* TASK PROMPT *
Omit the pictures from the entries below and retype everything else exactly.
>>>>>
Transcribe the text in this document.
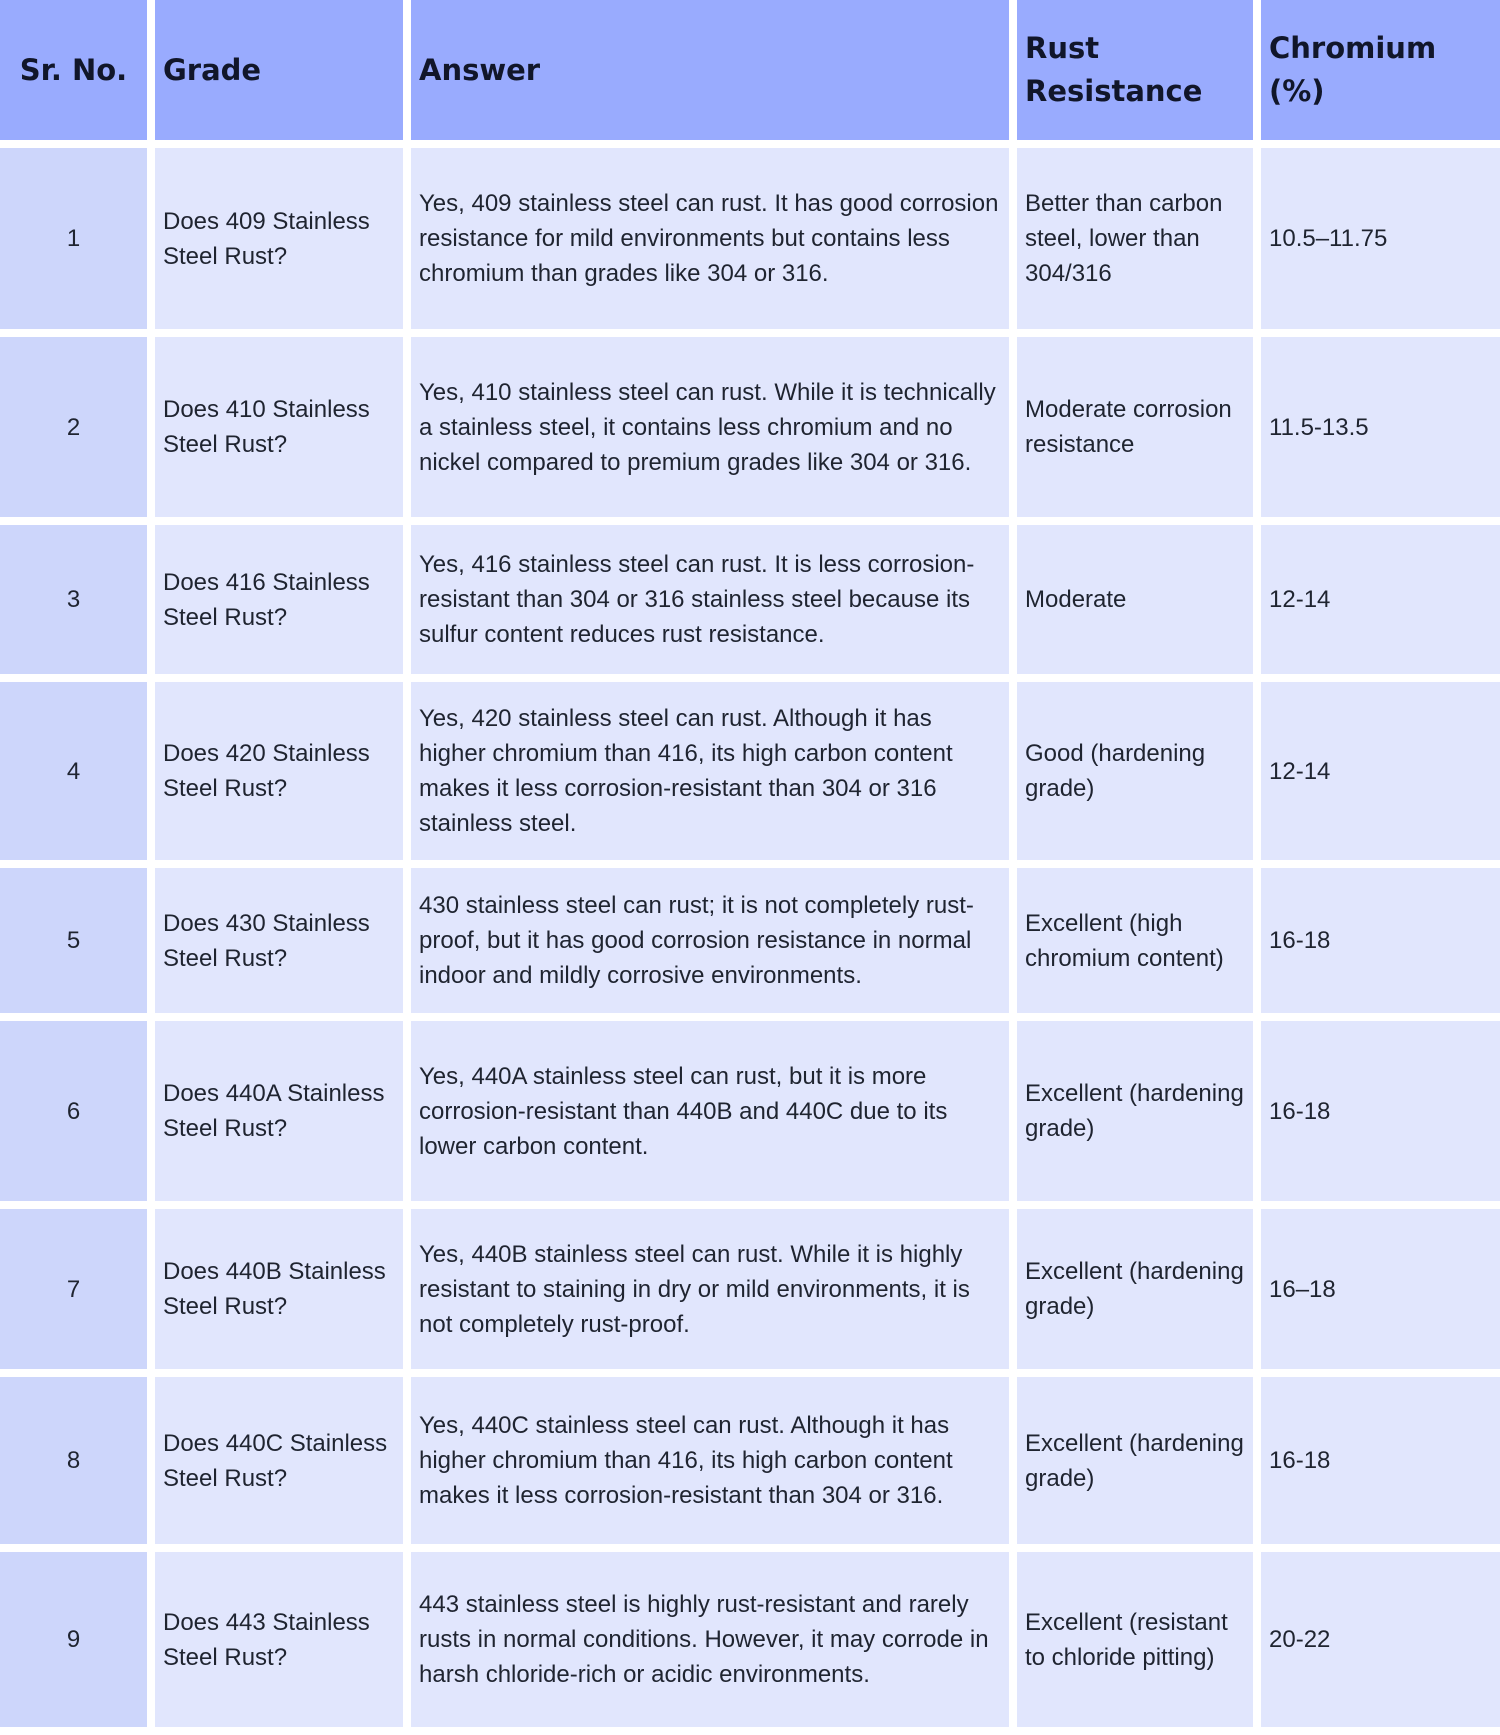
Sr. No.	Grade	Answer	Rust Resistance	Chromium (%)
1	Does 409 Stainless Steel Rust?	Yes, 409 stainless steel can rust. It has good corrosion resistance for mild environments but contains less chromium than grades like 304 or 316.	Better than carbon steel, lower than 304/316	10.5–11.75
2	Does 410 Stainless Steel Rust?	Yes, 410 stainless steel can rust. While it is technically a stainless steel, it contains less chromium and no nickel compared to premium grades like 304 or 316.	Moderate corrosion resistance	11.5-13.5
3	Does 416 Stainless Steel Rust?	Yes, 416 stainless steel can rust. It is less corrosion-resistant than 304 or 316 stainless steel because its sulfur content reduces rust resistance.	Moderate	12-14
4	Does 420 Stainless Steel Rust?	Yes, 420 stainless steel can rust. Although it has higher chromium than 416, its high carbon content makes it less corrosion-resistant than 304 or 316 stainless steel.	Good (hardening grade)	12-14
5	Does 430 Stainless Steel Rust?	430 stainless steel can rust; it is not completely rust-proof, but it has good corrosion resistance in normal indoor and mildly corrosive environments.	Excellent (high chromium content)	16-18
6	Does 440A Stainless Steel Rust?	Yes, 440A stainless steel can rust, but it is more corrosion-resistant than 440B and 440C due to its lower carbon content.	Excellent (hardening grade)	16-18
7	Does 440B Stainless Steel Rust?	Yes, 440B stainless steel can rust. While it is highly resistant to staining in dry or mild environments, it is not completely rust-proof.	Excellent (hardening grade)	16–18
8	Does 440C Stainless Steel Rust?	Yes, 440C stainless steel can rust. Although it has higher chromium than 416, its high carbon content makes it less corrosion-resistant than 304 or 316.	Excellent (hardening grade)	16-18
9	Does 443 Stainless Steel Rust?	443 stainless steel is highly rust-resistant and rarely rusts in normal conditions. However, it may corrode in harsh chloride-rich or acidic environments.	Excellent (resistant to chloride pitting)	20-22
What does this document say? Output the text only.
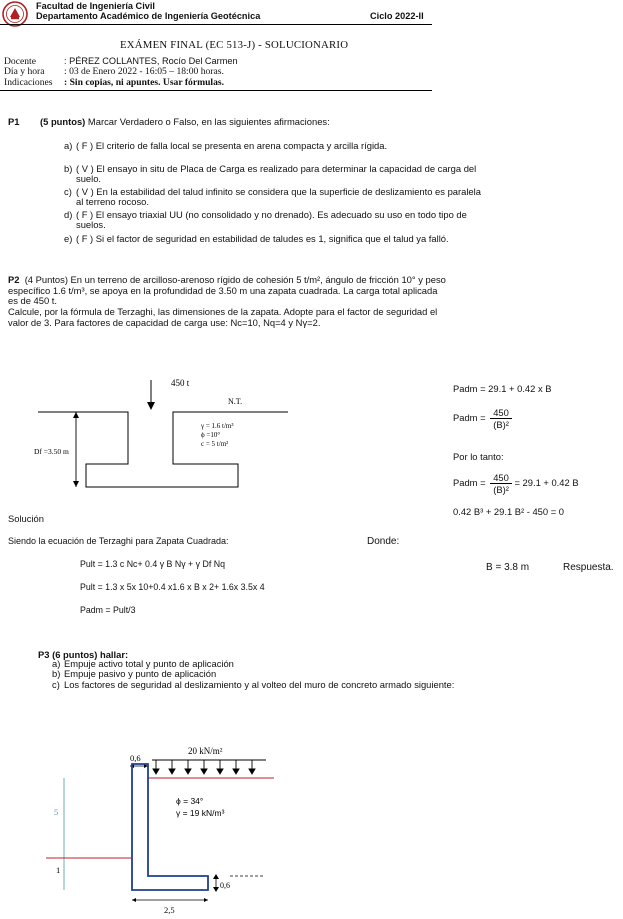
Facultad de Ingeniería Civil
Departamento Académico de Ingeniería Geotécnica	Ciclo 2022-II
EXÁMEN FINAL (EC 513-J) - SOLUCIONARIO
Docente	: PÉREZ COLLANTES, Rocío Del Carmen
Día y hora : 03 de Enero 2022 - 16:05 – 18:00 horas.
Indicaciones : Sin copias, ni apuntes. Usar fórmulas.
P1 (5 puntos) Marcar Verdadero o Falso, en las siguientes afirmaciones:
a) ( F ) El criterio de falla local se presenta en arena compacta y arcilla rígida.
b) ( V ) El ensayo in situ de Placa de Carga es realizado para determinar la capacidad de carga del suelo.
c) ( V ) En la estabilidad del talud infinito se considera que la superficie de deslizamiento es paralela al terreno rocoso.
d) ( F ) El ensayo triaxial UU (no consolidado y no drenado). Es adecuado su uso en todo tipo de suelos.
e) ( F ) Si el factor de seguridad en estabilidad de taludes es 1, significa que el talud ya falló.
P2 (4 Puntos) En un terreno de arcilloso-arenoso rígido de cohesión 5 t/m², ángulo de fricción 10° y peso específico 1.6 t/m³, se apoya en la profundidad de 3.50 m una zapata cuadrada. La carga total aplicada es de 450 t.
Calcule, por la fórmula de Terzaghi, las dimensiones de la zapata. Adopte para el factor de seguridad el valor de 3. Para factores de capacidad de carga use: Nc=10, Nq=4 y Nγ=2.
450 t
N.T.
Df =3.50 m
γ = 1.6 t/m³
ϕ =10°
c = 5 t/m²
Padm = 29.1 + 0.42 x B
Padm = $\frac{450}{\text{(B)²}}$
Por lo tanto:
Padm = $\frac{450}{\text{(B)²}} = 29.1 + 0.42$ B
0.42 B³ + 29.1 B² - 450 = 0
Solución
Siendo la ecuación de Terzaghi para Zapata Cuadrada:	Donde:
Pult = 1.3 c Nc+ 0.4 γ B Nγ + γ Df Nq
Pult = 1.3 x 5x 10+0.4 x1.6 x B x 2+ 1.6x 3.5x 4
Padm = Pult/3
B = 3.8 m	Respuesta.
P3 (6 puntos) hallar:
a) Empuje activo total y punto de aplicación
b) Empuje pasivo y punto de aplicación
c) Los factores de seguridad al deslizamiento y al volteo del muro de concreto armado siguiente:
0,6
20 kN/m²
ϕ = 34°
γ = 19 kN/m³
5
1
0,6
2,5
<<<<<
* WORKED SOLUTION *
Transcribe the text in this document.
Sr. No.	Grade	Answer	Rust Resistance	Chromium (%)
1	Does 409 Stainless Steel Rust?	Yes, 409 stainless steel can rust. It has good corrosion resistance for mild environments but contains less chromium than grades like 304 or 316.	Better than carbon steel, lower than 304/316	10.5–11.75
2	Does 410 Stainless Steel Rust?	Yes, 410 stainless steel can rust. While it is technically a stainless steel, it contains less chromium and no nickel compared to premium grades like 304 or 316.	Moderate corrosion resistance	11.5-13.5
3	Does 416 Stainless Steel Rust?	Yes, 416 stainless steel can rust. It is less corrosion-resistant than 304 or 316 stainless steel because its sulfur content reduces rust resistance.	Moderate	12-14
4	Does 420 Stainless Steel Rust?	Yes, 420 stainless steel can rust. Although it has higher chromium than 416, its high carbon content makes it less corrosion-resistant than 304 or 316 stainless steel.	Good (hardening grade)	12-14
5	Does 430 Stainless Steel Rust?	430 stainless steel can rust; it is not completely rust-proof, but it has good corrosion resistance in normal indoor and mildly corrosive environments.	Excellent (high chromium content)	16-18
6	Does 440A Stainless Steel Rust?	Yes, 440A stainless steel can rust, but it is more corrosion-resistant than 440B and 440C due to its lower carbon content.	Excellent (hardening grade)	16-18
7	Does 440B Stainless Steel Rust?	Yes, 440B stainless steel can rust. While it is highly resistant to staining in dry or mild environments, it is not completely rust-proof.	Excellent (hardening grade)	16–18
8	Does 440C Stainless Steel Rust?	Yes, 440C stainless steel can rust. Although it has higher chromium than 416, its high carbon content makes it less corrosion-resistant than 304 or 316.	Excellent (hardening grade)	16-18
9	Does 443 Stainless Steel Rust?	443 stainless steel is highly rust-resistant and rarely rusts in normal conditions. However, it may corrode in harsh chloride-rich or acidic environments.	Excellent (resistant to chloride pitting)	20-22
What does this document say? Output the text only.
Facultad de Ingeniería Civil
Departamento Académico de Ingeniería Geotécnica	Ciclo 2022-II
EXÁMEN FINAL (EC 513-J) - SOLUCIONARIO
Docente	: PÉREZ COLLANTES, Rocío Del Carmen
Día y hora : 03 de Enero 2022 - 16:05 – 18:00 horas.
Indicaciones : Sin copias, ni apuntes. Usar fórmulas.
P1 (5 puntos) Marcar Verdadero o Falso, en las siguientes afirmaciones:
a) ( F ) El criterio de falla local se presenta en arena compacta y arcilla rígida.
b) ( V ) El ensayo in situ de Placa de Carga es realizado para determinar la capacidad de carga del suelo.
c) ( V ) En la estabilidad del talud infinito se considera que la superficie de deslizamiento es paralela al terreno rocoso.
d) ( F ) El ensayo triaxial UU (no consolidado y no drenado). Es adecuado su uso en todo tipo de suelos.
e) ( F ) Si el factor de seguridad en estabilidad de taludes es 1, significa que el talud ya falló.
P2 (4 Puntos) En un terreno de arcilloso-arenoso rígido de cohesión 5 t/m², ángulo de fricción 10° y peso específico 1.6 t/m³, se apoya en la profundidad de 3.50 m una zapata cuadrada. La carga total aplicada es de 450 t.
Calcule, por la fórmula de Terzaghi, las dimensiones de la zapata. Adopte para el factor de seguridad el valor de 3. Para factores de capacidad de carga use: Nc=10, Nq=4 y Nγ=2.
450 t
N.T.
Df =3.50 m
γ = 1.6 t/m³
ϕ =10°
c = 5 t/m²
Padm = 29.1 + 0.42 x B
Padm = $\frac{450}{\text{(B)²}}$
Por lo tanto:
Padm = $\frac{450}{\text{(B)²}} = 29.1 + 0.42$ B
0.42 B³ + 29.1 B² - 450 = 0
Solución
Siendo la ecuación de Terzaghi para Zapata Cuadrada:	Donde:
Pult = 1.3 c Nc+ 0.4 γ B Nγ + γ Df Nq
Pult = 1.3 x 5x 10+0.4 x1.6 x B x 2+ 1.6x 3.5x 4
Padm = Pult/3
B = 3.8 m	Respuesta.
P3 (6 puntos) hallar:
a) Empuje activo total y punto de aplicación
b) Empuje pasivo y punto de aplicación
c) Los factores de seguridad al deslizamiento y al volteo del muro de concreto armado siguiente:
0,6
20 kN/m²
ϕ = 34°
γ = 19 kN/m³
5
1
0,6
2,5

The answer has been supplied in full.